The request: Pull every line holding the string "coordinate" from the records below.

(Extracts from a graphics dataset)
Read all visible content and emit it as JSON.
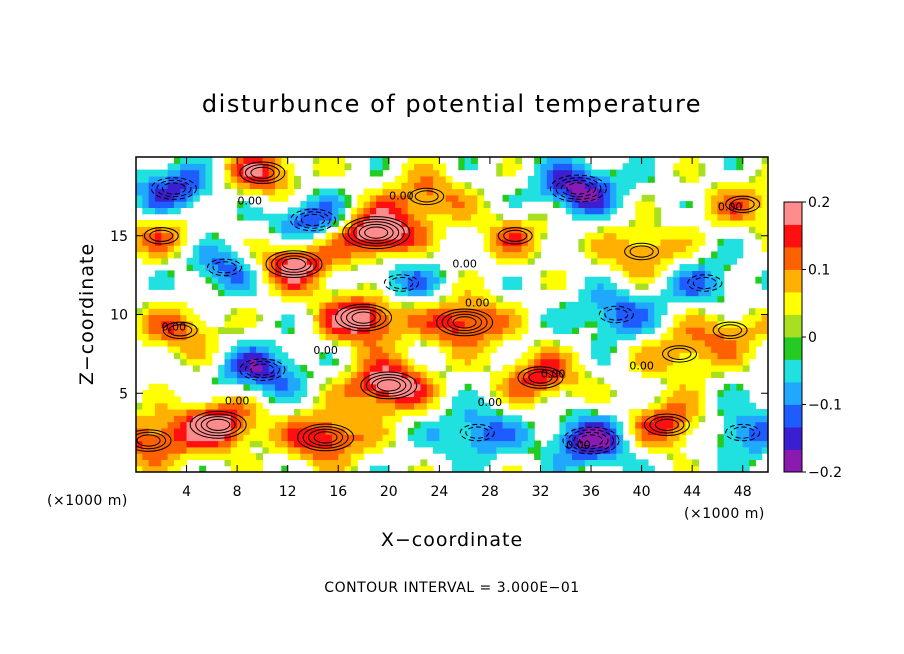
{
  "chart_data": {
    "type": "heatmap",
    "title": "disturbunce of potential temperature",
    "xlabel": "X−coordinate",
    "ylabel": "Z−coordinate",
    "x_unit_label": "(×1000 m)",
    "x_unit_label_right": "(×1000 m)",
    "footer": "CONTOUR INTERVAL = 3.000E−01",
    "xlim": [
      0,
      50
    ],
    "ylim": [
      0,
      20
    ],
    "x_ticks": [
      4,
      8,
      12,
      16,
      20,
      24,
      28,
      32,
      36,
      40,
      44,
      48
    ],
    "x_tick_labels": [
      "4",
      "8",
      "12",
      "16",
      "20",
      "24",
      "28",
      "32",
      "36",
      "40",
      "44",
      "48"
    ],
    "y_ticks": [
      5,
      10,
      15
    ],
    "y_tick_labels": [
      "5",
      "10",
      "15"
    ],
    "colorbar": {
      "min": -0.2,
      "max": 0.2,
      "ticks": [
        0.2,
        0.1,
        0,
        -0.1,
        -0.2
      ],
      "tick_labels": [
        "0.2",
        "0.1",
        "0",
        "−0.1",
        "−0.2"
      ],
      "colors": [
        "#8a1ab0",
        "#3a1fd0",
        "#1e5cff",
        "#20a8ff",
        "#20e0e0",
        "#22cc22",
        "#a8e020",
        "#ffff00",
        "#ffb000",
        "#ff6000",
        "#ff1010",
        "#ff8c8c"
      ]
    },
    "contour_interval": 0.3,
    "contour_label": "0.00",
    "blobs": [
      {
        "x": 3,
        "z": 18,
        "v": -0.15
      },
      {
        "x": 6.5,
        "z": 3,
        "v": 0.2
      },
      {
        "x": 10,
        "z": 19,
        "v": 0.15
      },
      {
        "x": 14,
        "z": 16,
        "v": -0.15
      },
      {
        "x": 19,
        "z": 15.2,
        "v": 0.25
      },
      {
        "x": 12.5,
        "z": 13.2,
        "v": 0.2
      },
      {
        "x": 7,
        "z": 13,
        "v": -0.12
      },
      {
        "x": 21,
        "z": 12,
        "v": -0.1
      },
      {
        "x": 26,
        "z": 9.5,
        "v": 0.18
      },
      {
        "x": 18,
        "z": 9.8,
        "v": 0.22
      },
      {
        "x": 30,
        "z": 15,
        "v": 0.1
      },
      {
        "x": 35,
        "z": 18,
        "v": -0.18
      },
      {
        "x": 40,
        "z": 14,
        "v": 0.12
      },
      {
        "x": 45,
        "z": 12,
        "v": -0.1
      },
      {
        "x": 48,
        "z": 17,
        "v": 0.1
      },
      {
        "x": 43,
        "z": 7.5,
        "v": 0.1
      },
      {
        "x": 32,
        "z": 6,
        "v": 0.15
      },
      {
        "x": 20,
        "z": 5.5,
        "v": 0.22
      },
      {
        "x": 10,
        "z": 6.5,
        "v": -0.15
      },
      {
        "x": 3.5,
        "z": 9,
        "v": 0.12
      },
      {
        "x": 36,
        "z": 2,
        "v": -0.18
      },
      {
        "x": 27,
        "z": 2.5,
        "v": -0.12
      },
      {
        "x": 15,
        "z": 2.2,
        "v": 0.18
      },
      {
        "x": 1,
        "z": 2,
        "v": 0.15
      },
      {
        "x": 42,
        "z": 3,
        "v": 0.16
      },
      {
        "x": 48,
        "z": 2.5,
        "v": -0.12
      },
      {
        "x": 23,
        "z": 17.5,
        "v": 0.12
      },
      {
        "x": 38,
        "z": 10,
        "v": -0.12
      },
      {
        "x": 47,
        "z": 9,
        "v": 0.1
      },
      {
        "x": 2,
        "z": 15,
        "v": 0.1
      }
    ]
  }
}
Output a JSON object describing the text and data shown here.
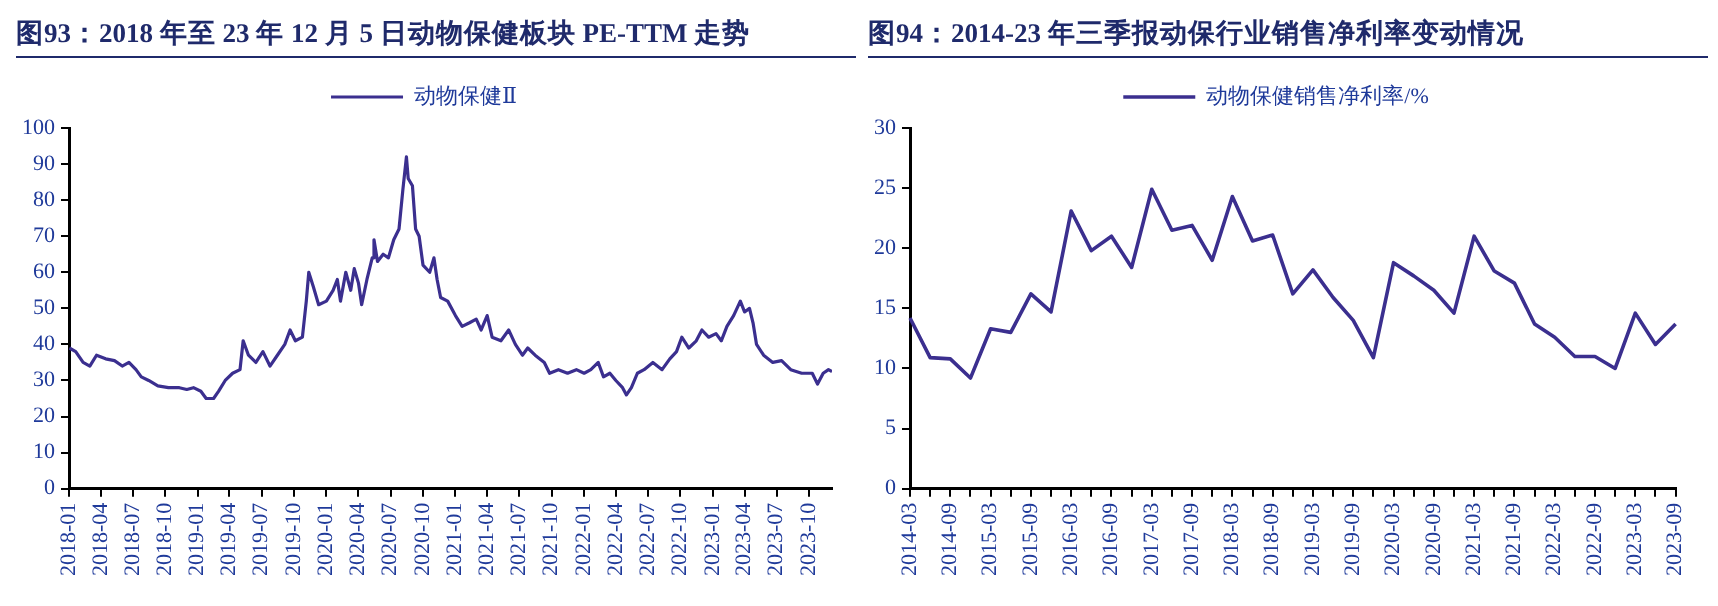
{
  "chart_data": [
    {
      "type": "line",
      "title": "图93：2018 年至 23 年 12 月 5 日动物保健板块 PE-TTM 走势",
      "legend": "top",
      "grid": false,
      "xlim": [
        "2018-01",
        "2023-12-05"
      ],
      "xticks": [
        "2018-01",
        "2018-04",
        "2018-07",
        "2018-10",
        "2019-01",
        "2019-04",
        "2019-07",
        "2019-10",
        "2020-01",
        "2020-04",
        "2020-07",
        "2020-10",
        "2021-01",
        "2021-04",
        "2021-07",
        "2021-10",
        "2022-01",
        "2022-04",
        "2022-07",
        "2022-10",
        "2023-01",
        "2023-04",
        "2023-07",
        "2023-10"
      ],
      "ylim": [
        0,
        100
      ],
      "yticks": [
        0,
        10,
        20,
        30,
        40,
        50,
        60,
        70,
        80,
        90,
        100
      ],
      "series": [
        {
          "name": "动物保健Ⅱ",
          "color": "#3b2f8f",
          "x": [
            "2018-01-02",
            "2018-01-20",
            "2018-02-10",
            "2018-03-01",
            "2018-03-20",
            "2018-04-15",
            "2018-05-10",
            "2018-06-01",
            "2018-06-20",
            "2018-07-10",
            "2018-07-25",
            "2018-08-15",
            "2018-09-10",
            "2018-10-10",
            "2018-11-10",
            "2018-12-01",
            "2018-12-20",
            "2019-01-10",
            "2019-01-25",
            "2019-02-15",
            "2019-03-01",
            "2019-03-20",
            "2019-04-10",
            "2019-05-01",
            "2019-05-10",
            "2019-05-25",
            "2019-06-15",
            "2019-07-05",
            "2019-07-25",
            "2019-08-15",
            "2019-09-05",
            "2019-09-20",
            "2019-10-05",
            "2019-10-25",
            "2019-11-05",
            "2019-11-12",
            "2019-11-25",
            "2019-12-10",
            "2020-01-01",
            "2020-01-20",
            "2020-02-01",
            "2020-02-10",
            "2020-02-25",
            "2020-03-10",
            "2020-03-20",
            "2020-04-01",
            "2020-04-10",
            "2020-04-25",
            "2020-05-10",
            "2020-05-15",
            "2020-05-25",
            "2020-06-10",
            "2020-06-25",
            "2020-07-10",
            "2020-07-25",
            "2020-08-05",
            "2020-08-15",
            "2020-08-20",
            "2020-09-01",
            "2020-09-10",
            "2020-09-20",
            "2020-10-01",
            "2020-10-20",
            "2020-11-01",
            "2020-11-10",
            "2020-11-20",
            "2020-12-10",
            "2021-01-01",
            "2021-01-20",
            "2021-02-10",
            "2021-03-01",
            "2021-03-15",
            "2021-04-01",
            "2021-04-15",
            "2021-05-10",
            "2021-06-01",
            "2021-06-20",
            "2021-07-10",
            "2021-07-25",
            "2021-08-15",
            "2021-09-10",
            "2021-09-25",
            "2021-10-20",
            "2021-11-15",
            "2021-12-10",
            "2022-01-01",
            "2022-01-20",
            "2022-02-10",
            "2022-02-25",
            "2022-03-15",
            "2022-04-01",
            "2022-04-20",
            "2022-05-01",
            "2022-05-15",
            "2022-06-01",
            "2022-06-20",
            "2022-07-15",
            "2022-08-10",
            "2022-09-01",
            "2022-09-20",
            "2022-10-05",
            "2022-10-25",
            "2022-11-15",
            "2022-12-01",
            "2022-12-20",
            "2023-01-10",
            "2023-01-25",
            "2023-02-10",
            "2023-03-01",
            "2023-03-20",
            "2023-04-01",
            "2023-04-15",
            "2023-04-25",
            "2023-05-05",
            "2023-05-25",
            "2023-06-20",
            "2023-07-15",
            "2023-08-10",
            "2023-09-10",
            "2023-10-10",
            "2023-10-25",
            "2023-11-10",
            "2023-11-25",
            "2023-12-05"
          ],
          "values": [
            39,
            38,
            35,
            34,
            37,
            36,
            35.5,
            34,
            35,
            33,
            31,
            30,
            28.5,
            28,
            28,
            27.5,
            28,
            27,
            25,
            25,
            27,
            30,
            32,
            33,
            41,
            37,
            35,
            38,
            34,
            37,
            40,
            44,
            41,
            42,
            52,
            60,
            56,
            51,
            52,
            55,
            58,
            52,
            60,
            55,
            61,
            57,
            51,
            58,
            64,
            69,
            63,
            65,
            64,
            69,
            72,
            83,
            92,
            86,
            84,
            72,
            70,
            62,
            60,
            64,
            58,
            53,
            52,
            48,
            45,
            46,
            47,
            44,
            48,
            42,
            41,
            44,
            40,
            37,
            39,
            37,
            35,
            32,
            33,
            32,
            33,
            32,
            33,
            35,
            31,
            32,
            30,
            28,
            26,
            28,
            32,
            33,
            35,
            33,
            36,
            38,
            42,
            39,
            41,
            44,
            42,
            43,
            41,
            45,
            48,
            52,
            49,
            50,
            46,
            40,
            37,
            35,
            35.5,
            33,
            32,
            32,
            29,
            32,
            33,
            32.5
          ]
        }
      ]
    },
    {
      "type": "line",
      "title": "图94：2014-23 年三季报动保行业销售净利率变动情况",
      "legend": "top",
      "grid": false,
      "categories": [
        "2014-03",
        null,
        "2014-09",
        null,
        "2015-03",
        null,
        "2015-09",
        null,
        "2016-03",
        null,
        "2016-09",
        null,
        "2017-03",
        null,
        "2017-09",
        null,
        "2018-03",
        null,
        "2018-09",
        null,
        "2019-03",
        null,
        "2019-09",
        null,
        "2020-03",
        null,
        "2020-09",
        null,
        "2021-03",
        null,
        "2021-09",
        null,
        "2022-03",
        null,
        "2022-09",
        null,
        "2023-03",
        null,
        "2023-09"
      ],
      "ylim": [
        0,
        30
      ],
      "yticks": [
        0,
        5,
        10,
        15,
        20,
        25,
        30
      ],
      "series": [
        {
          "name": "动物保健销售净利率/%",
          "color": "#3b2f8f",
          "values": [
            14.2,
            10.9,
            10.8,
            9.2,
            13.3,
            13.0,
            16.2,
            14.7,
            23.1,
            19.8,
            21.0,
            18.4,
            24.9,
            21.5,
            21.9,
            19.0,
            24.3,
            20.6,
            21.1,
            16.2,
            18.2,
            15.9,
            14.0,
            10.9,
            18.8,
            17.7,
            16.5,
            14.6,
            21.0,
            18.1,
            17.1,
            13.7,
            12.6,
            11.0,
            11.0,
            10.0,
            14.6,
            12.0,
            13.7
          ]
        }
      ]
    }
  ]
}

Response to the task:
    "xlabel": "X−coordinate",
    "ylabel": "Z−coordinate",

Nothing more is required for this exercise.